EXERCISE – For the data that follows, report how many lines contain the word "срока", and nothing else.

AVAILABLE DATA –
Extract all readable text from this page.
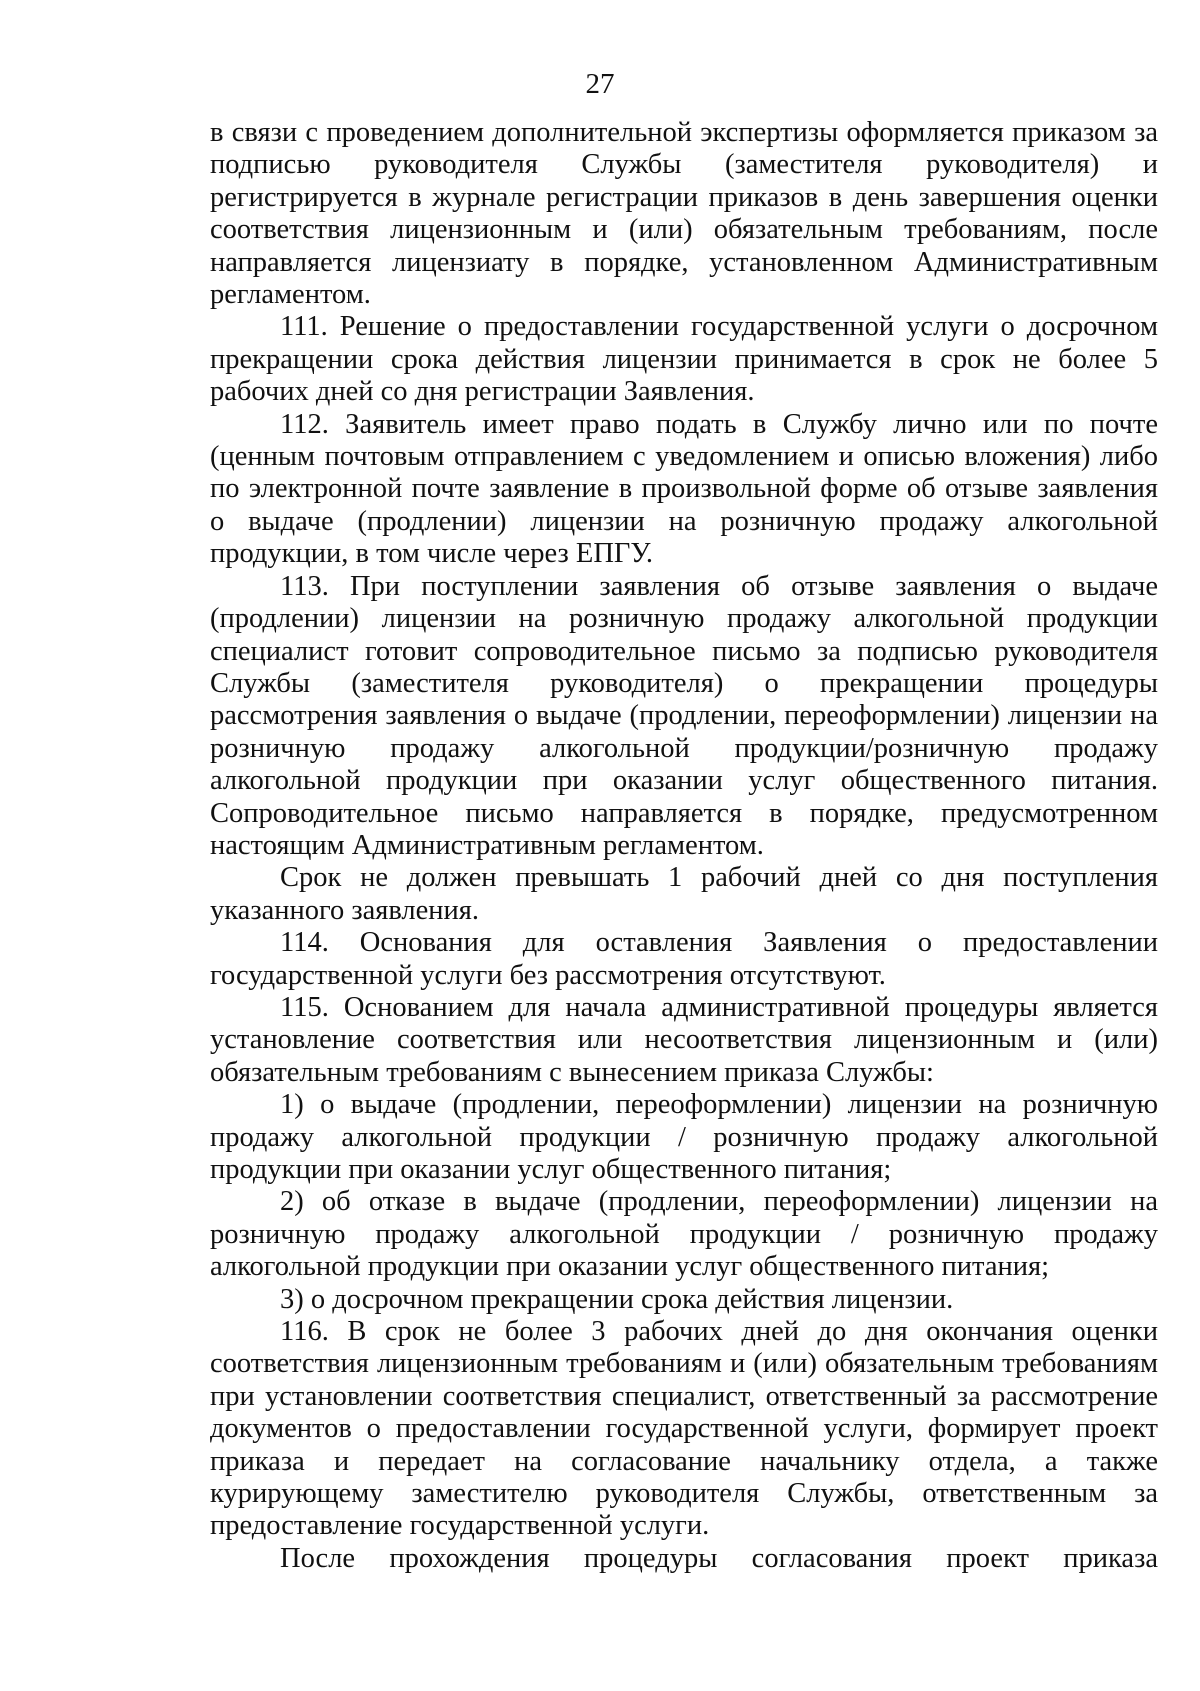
27

в связи с проведением дополнительной экспертизы оформляется приказом за подписью руководителя Службы (заместителя руководителя) и регистрируется в журнале регистрации приказов в день завершения оценки соответствия лицензионным и (или) обязательным требованиям, после направляется лицензиату в порядке, установленном Административным регламентом.

111. Решение о предоставлении государственной услуги о досрочном прекращении срока действия лицензии принимается в срок не более 5 рабочих дней со дня регистрации Заявления.

112. Заявитель имеет право подать в Службу лично или по почте (ценным почтовым отправлением с уведомлением и описью вложения) либо по электронной почте заявление в произвольной форме об отзыве заявления о выдаче (продлении) лицензии на розничную продажу алкогольной продукции, в том числе через ЕПГУ.

113. При поступлении заявления об отзыве заявления о выдаче (продлении) лицензии на розничную продажу алкогольной продукции специалист готовит сопроводительное письмо за подписью руководителя Службы (заместителя руководителя) о прекращении процедуры рассмотрения заявления о выдаче (продлении, переоформлении) лицензии на розничную продажу алкогольной продукции/розничную продажу алкогольной продукции при оказании услуг общественного питания. Сопроводительное письмо направляется в порядке, предусмотренном настоящим Административным регламентом.

Срок не должен превышать 1 рабочий дней со дня поступления указанного заявления.

114. Основания для оставления Заявления о предоставлении государственной услуги без рассмотрения отсутствуют.

115. Основанием для начала административной процедуры является установление соответствия или несоответствия лицензионным и (или) обязательным требованиям с вынесением приказа Службы:

1) о выдаче (продлении, переоформлении) лицензии на розничную продажу алкогольной продукции / розничную продажу алкогольной продукции при оказании услуг общественного питания;

2) об отказе в выдаче (продлении, переоформлении) лицензии на розничную продажу алкогольной продукции / розничную продажу алкогольной продукции при оказании услуг общественного питания;

3) о досрочном прекращении срока действия лицензии.

116. В срок не более 3 рабочих дней до дня окончания оценки соответствия лицензионным требованиям и (или) обязательным требованиям при установлении соответствия специалист, ответственный за рассмотрение документов о предоставлении государственной услуги, формирует проект приказа и передает на согласование начальнику отдела, а также курирующему заместителю руководителя Службы, ответственным за предоставление государственной услуги.

После прохождения процедуры согласования проект приказа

REPLY – 2